DIRECTIVE » Output every line exactly as written. Leave out pictures.
━━ DATA FOR PROCESSING ━━
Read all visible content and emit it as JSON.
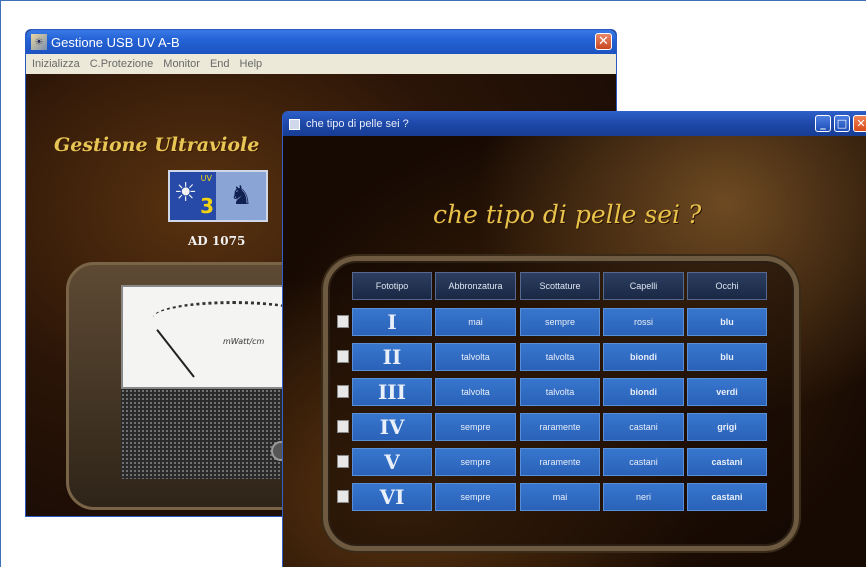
{
  "back_window": {
    "title": "Gestione USB UV A-B",
    "close_glyph": "✕",
    "menu": [
      "Inizializza",
      "C.Protezione",
      "Monitor",
      "End",
      "Help"
    ],
    "heading": "Gestione Ultraviole",
    "uv_index_label": "UV",
    "uv_index": "3",
    "device_label": "AD 1075",
    "meter_units": "mWatt/cm"
  },
  "front_window": {
    "title": "che  tipo  di  pelle  sei ?",
    "minimize_glyph": "_",
    "maximize_glyph": "□",
    "close_glyph": "✕",
    "question": "che tipo di  pelle  sei ?",
    "columns": [
      "Fototipo",
      "Abbronzatura",
      "Scottature",
      "Capelli",
      "Occhi"
    ],
    "rows": [
      {
        "type": "I",
        "abbronzatura": "mai",
        "scottature": "sempre",
        "capelli": "rossi",
        "occhi": "blu"
      },
      {
        "type": "II",
        "abbronzatura": "talvolta",
        "scottature": "talvolta",
        "capelli": "biondi",
        "occhi": "blu"
      },
      {
        "type": "III",
        "abbronzatura": "talvolta",
        "scottature": "talvolta",
        "capelli": "biondi",
        "occhi": "verdi"
      },
      {
        "type": "IV",
        "abbronzatura": "sempre",
        "scottature": "raramente",
        "capelli": "castani",
        "occhi": "grigi"
      },
      {
        "type": "V",
        "abbronzatura": "sempre",
        "scottature": "raramente",
        "capelli": "castani",
        "occhi": "castani"
      },
      {
        "type": "VI",
        "abbronzatura": "sempre",
        "scottature": "mai",
        "capelli": "neri",
        "occhi": "castani"
      }
    ]
  }
}
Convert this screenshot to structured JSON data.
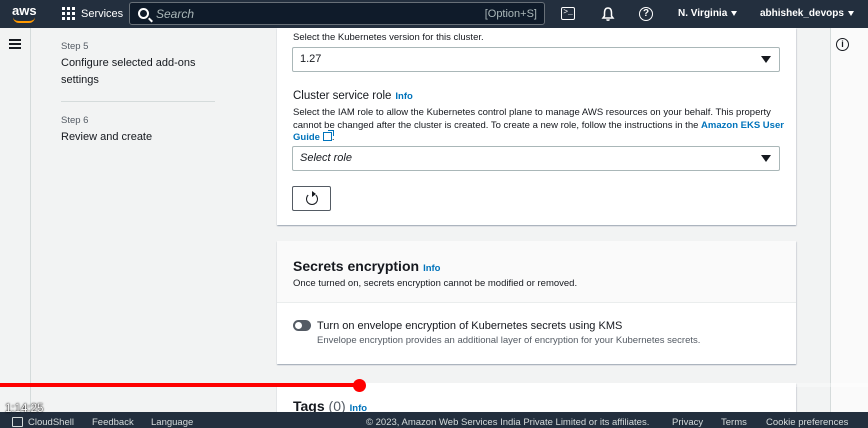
{
  "topbar": {
    "logo_text": "aws",
    "services_label": "Services",
    "search_placeholder": "Search",
    "search_shortcut": "[Option+S]",
    "region": "N. Virginia",
    "account": "abhishek_devops"
  },
  "steps": [
    {
      "label": "Step 5",
      "title_line1": "Configure selected add-ons",
      "title_line2": "settings"
    },
    {
      "label": "Step 6",
      "title_line1": "Review and create"
    }
  ],
  "cluster": {
    "version_hint": "Select the Kubernetes version for this cluster.",
    "version_value": "1.27",
    "role_label": "Cluster service role",
    "info_label": "Info",
    "role_desc_line1": "Select the IAM role to allow the Kubernetes control plane to manage AWS resources on your behalf. This property",
    "role_desc_line2": "cannot be changed after the cluster is created. To create a new role, follow the instructions in the",
    "role_link_part1": "Amazon EKS User",
    "role_link_part2": "Guide",
    "role_placeholder": "Select role"
  },
  "secrets": {
    "title": "Secrets encryption",
    "info_label": "Info",
    "desc": "Once turned on, secrets encryption cannot be modified or removed.",
    "toggle_label": "Turn on envelope encryption of Kubernetes secrets using KMS",
    "toggle_desc": "Envelope encryption provides an additional layer of encryption for your Kubernetes secrets.",
    "toggle_on": false
  },
  "tags": {
    "title": "Tags",
    "count": "(0)",
    "info_label": "Info"
  },
  "video": {
    "timecode": "1:14:25",
    "progress_fraction": 0.414
  },
  "footer": {
    "cloudshell": "CloudShell",
    "feedback": "Feedback",
    "language": "Language",
    "copyright": "© 2023, Amazon Web Services India Private Limited or its affiliates.",
    "privacy": "Privacy",
    "terms": "Terms",
    "cookies": "Cookie preferences"
  },
  "colors": {
    "nav_bg": "#232f3e",
    "link": "#0073bb",
    "accent_orange": "#ff9900",
    "progress_red": "#ff0000"
  }
}
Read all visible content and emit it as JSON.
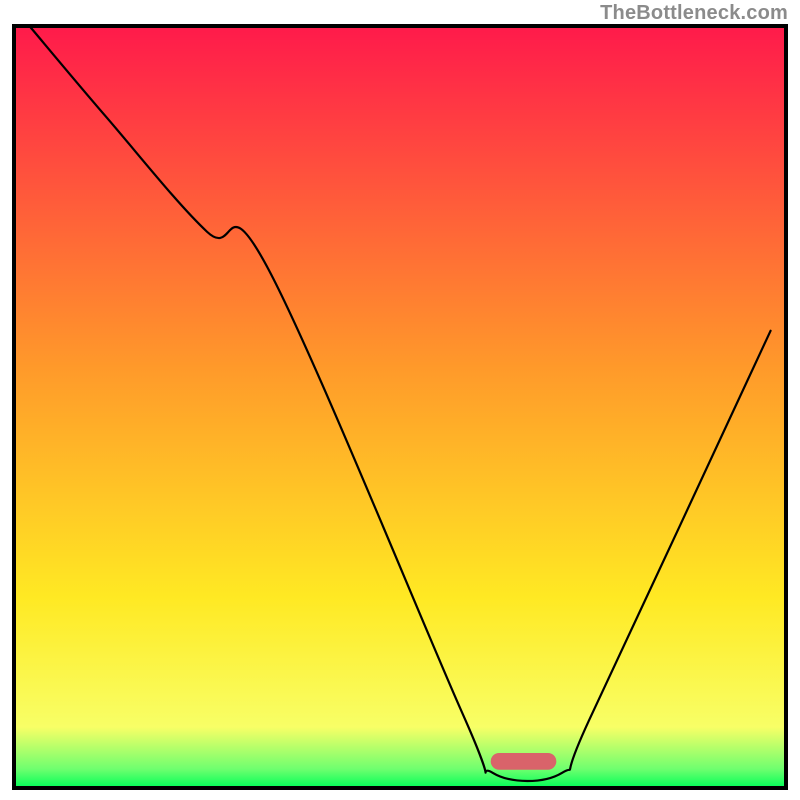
{
  "watermark": "TheBottleneck.com",
  "chart_data": {
    "type": "line",
    "title": "",
    "xlabel": "",
    "ylabel": "",
    "xlim": [
      0,
      100
    ],
    "ylim": [
      0,
      100
    ],
    "grid": false,
    "frame_color": "#000000",
    "frame_width": 4,
    "background": {
      "type": "vertical-gradient",
      "stops": [
        {
          "offset": 0.0,
          "color": "#ff1a4b"
        },
        {
          "offset": 0.45,
          "color": "#ff9a2a"
        },
        {
          "offset": 0.75,
          "color": "#ffe923"
        },
        {
          "offset": 0.92,
          "color": "#f8ff66"
        },
        {
          "offset": 0.975,
          "color": "#6fff6f"
        },
        {
          "offset": 1.0,
          "color": "#00ff58"
        }
      ]
    },
    "series": [
      {
        "name": "bottleneck-curve",
        "color": "#000000",
        "width": 2.2,
        "x": [
          2,
          12,
          25,
          33,
          58,
          62,
          71,
          75,
          98
        ],
        "y": [
          100,
          88,
          73,
          68,
          10,
          2,
          2,
          10,
          60
        ]
      }
    ],
    "marker": {
      "name": "pill-marker",
      "shape": "pill",
      "cx": 66,
      "cy": 3.5,
      "w": 8.5,
      "h": 2.2,
      "color": "#d9636a"
    }
  }
}
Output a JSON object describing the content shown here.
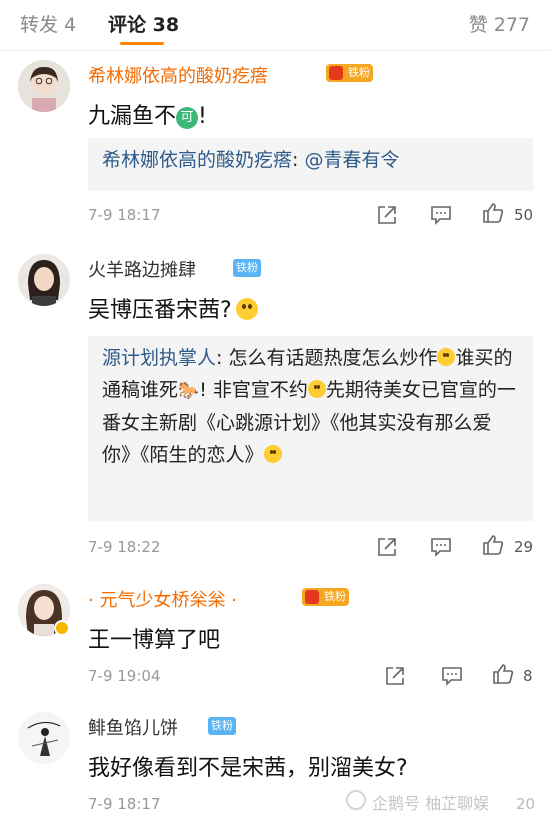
{
  "tabs": {
    "repost": "转发 4",
    "comments": "评论 38",
    "likes": "赞 277"
  },
  "colors": {
    "accent": "#ff8200",
    "fan_badge": "#5ab3f2",
    "link": "#2f5b8a"
  },
  "comments": [
    {
      "username": "希林娜依高的酸奶疙瘩",
      "fan_badge": "铁粉",
      "text_before_emoji": "九漏鱼不",
      "emoji": "可",
      "text_after_emoji": "!",
      "reply": {
        "name": "希林娜依高的酸奶疙瘩",
        "sep": ": ",
        "text": "@青春有令"
      },
      "time": "7-9 18:17",
      "likes": "50"
    },
    {
      "username": "火羊路边摊肆",
      "fan_badge": "铁粉",
      "text": "吴博压番宋茜?",
      "reply": {
        "name": "源计划执掌人",
        "sep": ": ",
        "part1": "怎么有话题热度怎么炒作",
        "part2": "谁买的通稿谁死",
        "part3": "! 非官宣不约",
        "part4": "先期待美女已官宣的一番女主新剧《心跳源计划》《他其实没有那么爱你》《陌生的恋人》"
      },
      "time": "7-9 18:22",
      "likes": "29"
    },
    {
      "username": "· 元气少女桥枀枀 ·",
      "fan_badge": "铁粉",
      "text": "王一博算了吧",
      "time": "7-9 19:04",
      "likes": "8"
    },
    {
      "username": "鲱鱼馅儿饼",
      "fan_badge": "铁粉",
      "text": "我好像看到不是宋茜，别溜美女?",
      "time": "7-9 18:17",
      "likes": "20"
    }
  ],
  "watermark": "企鹅号 柚芷聊娱"
}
━━━
ANSWER TO THE TASK »
Read all visible content and emit it as JSON.
{
  "back_window": {
    "title": "Gestione USB UV A-B",
    "close_glyph": "✕",
    "menu": [
      "Inizializza",
      "C.Protezione",
      "Monitor",
      "End",
      "Help"
    ],
    "heading": "Gestione Ultraviole",
    "uv_index_label": "UV",
    "uv_index": "3",
    "device_label": "AD 1075",
    "meter_units": "mWatt/cm"
  },
  "front_window": {
    "title": "che  tipo  di  pelle  sei ?",
    "minimize_glyph": "_",
    "maximize_glyph": "□",
    "close_glyph": "✕",
    "question": "che tipo di  pelle  sei ?",
    "columns": [
      "Fototipo",
      "Abbronzatura",
      "Scottature",
      "Capelli",
      "Occhi"
    ],
    "rows": [
      {
        "type": "I",
        "abbronzatura": "mai",
        "scottature": "sempre",
        "capelli": "rossi",
        "occhi": "blu"
      },
      {
        "type": "II",
        "abbronzatura": "talvolta",
        "scottature": "talvolta",
        "capelli": "biondi",
        "occhi": "blu"
      },
      {
        "type": "III",
        "abbronzatura": "talvolta",
        "scottature": "talvolta",
        "capelli": "biondi",
        "occhi": "verdi"
      },
      {
        "type": "IV",
        "abbronzatura": "sempre",
        "scottature": "raramente",
        "capelli": "castani",
        "occhi": "grigi"
      },
      {
        "type": "V",
        "abbronzatura": "sempre",
        "scottature": "raramente",
        "capelli": "castani",
        "occhi": "castani"
      },
      {
        "type": "VI",
        "abbronzatura": "sempre",
        "scottature": "mai",
        "capelli": "neri",
        "occhi": "castani"
      }
    ]
  }
}
Convert this screenshot to structured JSON data.
{
  "topbar": {
    "logo_text": "aws",
    "services_label": "Services",
    "search_placeholder": "Search",
    "search_shortcut": "[Option+S]",
    "region": "N. Virginia",
    "account": "abhishek_devops"
  },
  "steps": [
    {
      "label": "Step 5",
      "title_line1": "Configure selected add-ons",
      "title_line2": "settings"
    },
    {
      "label": "Step 6",
      "title_line1": "Review and create"
    }
  ],
  "cluster": {
    "version_hint": "Select the Kubernetes version for this cluster.",
    "version_value": "1.27",
    "role_label": "Cluster service role",
    "info_label": "Info",
    "role_desc_line1": "Select the IAM role to allow the Kubernetes control plane to manage AWS resources on your behalf. This property",
    "role_desc_line2": "cannot be changed after the cluster is created. To create a new role, follow the instructions in the",
    "role_link_part1": "Amazon EKS User",
    "role_link_part2": "Guide",
    "role_placeholder": "Select role"
  },
  "secrets": {
    "title": "Secrets encryption",
    "info_label": "Info",
    "desc": "Once turned on, secrets encryption cannot be modified or removed.",
    "toggle_label": "Turn on envelope encryption of Kubernetes secrets using KMS",
    "toggle_desc": "Envelope encryption provides an additional layer of encryption for your Kubernetes secrets.",
    "toggle_on": false
  },
  "tags": {
    "title": "Tags",
    "count": "(0)",
    "info_label": "Info"
  },
  "video": {
    "timecode": "1:14:25",
    "progress_fraction": 0.414
  },
  "footer": {
    "cloudshell": "CloudShell",
    "feedback": "Feedback",
    "language": "Language",
    "copyright": "© 2023, Amazon Web Services India Private Limited or its affiliates.",
    "privacy": "Privacy",
    "terms": "Terms",
    "cookies": "Cookie preferences"
  },
  "colors": {
    "nav_bg": "#232f3e",
    "link": "#0073bb",
    "accent_orange": "#ff9900",
    "progress_red": "#ff0000"
  }
}
Read all visible content and emit it as JSON.
{
  "watermark": "TheBottleneck.com",
  "chart_data": {
    "type": "line",
    "title": "",
    "xlabel": "",
    "ylabel": "",
    "xlim": [
      0,
      100
    ],
    "ylim": [
      0,
      100
    ],
    "grid": false,
    "frame_color": "#000000",
    "frame_width": 4,
    "background": {
      "type": "vertical-gradient",
      "stops": [
        {
          "offset": 0.0,
          "color": "#ff1a4b"
        },
        {
          "offset": 0.45,
          "color": "#ff9a2a"
        },
        {
          "offset": 0.75,
          "color": "#ffe923"
        },
        {
          "offset": 0.92,
          "color": "#f8ff66"
        },
        {
          "offset": 0.975,
          "color": "#6fff6f"
        },
        {
          "offset": 1.0,
          "color": "#00ff58"
        }
      ]
    },
    "series": [
      {
        "name": "bottleneck-curve",
        "color": "#000000",
        "width": 2.2,
        "x": [
          2,
          12,
          25,
          33,
          58,
          62,
          71,
          75,
          98
        ],
        "y": [
          100,
          88,
          73,
          68,
          10,
          2,
          2,
          10,
          60
        ]
      }
    ],
    "marker": {
      "name": "pill-marker",
      "shape": "pill",
      "cx": 66,
      "cy": 3.5,
      "w": 8.5,
      "h": 2.2,
      "color": "#d9636a"
    }
  }
}
Output a JSON object describing the content shown here.
{
  "tabs": {
    "repost": "转发 4",
    "comments": "评论 38",
    "likes": "赞 277"
  },
  "colors": {
    "accent": "#ff8200",
    "fan_badge": "#5ab3f2",
    "link": "#2f5b8a"
  },
  "comments": [
    {
      "username": "希林娜依高的酸奶疙瘩",
      "fan_badge": "铁粉",
      "text_before_emoji": "九漏鱼不",
      "emoji": "可",
      "text_after_emoji": "!",
      "reply": {
        "name": "希林娜依高的酸奶疙瘩",
        "sep": ": ",
        "text": "@青春有令"
      },
      "time": "7-9 18:17",
      "likes": "50"
    },
    {
      "username": "火羊路边摊肆",
      "fan_badge": "铁粉",
      "text": "吴博压番宋茜?",
      "reply": {
        "name": "源计划执掌人",
        "sep": ": ",
        "part1": "怎么有话题热度怎么炒作",
        "part2": "谁买的通稿谁死",
        "part3": "! 非官宣不约",
        "part4": "先期待美女已官宣的一番女主新剧《心跳源计划》《他其实没有那么爱你》《陌生的恋人》"
      },
      "time": "7-9 18:22",
      "likes": "29"
    },
    {
      "username": "· 元气少女桥枀枀 ·",
      "fan_badge": "铁粉",
      "text": "王一博算了吧",
      "time": "7-9 19:04",
      "likes": "8"
    },
    {
      "username": "鲱鱼馅儿饼",
      "fan_badge": "铁粉",
      "text": "我好像看到不是宋茜，别溜美女?",
      "time": "7-9 18:17",
      "likes": "20"
    }
  ],
  "watermark": "企鹅号 柚芷聊娱"
}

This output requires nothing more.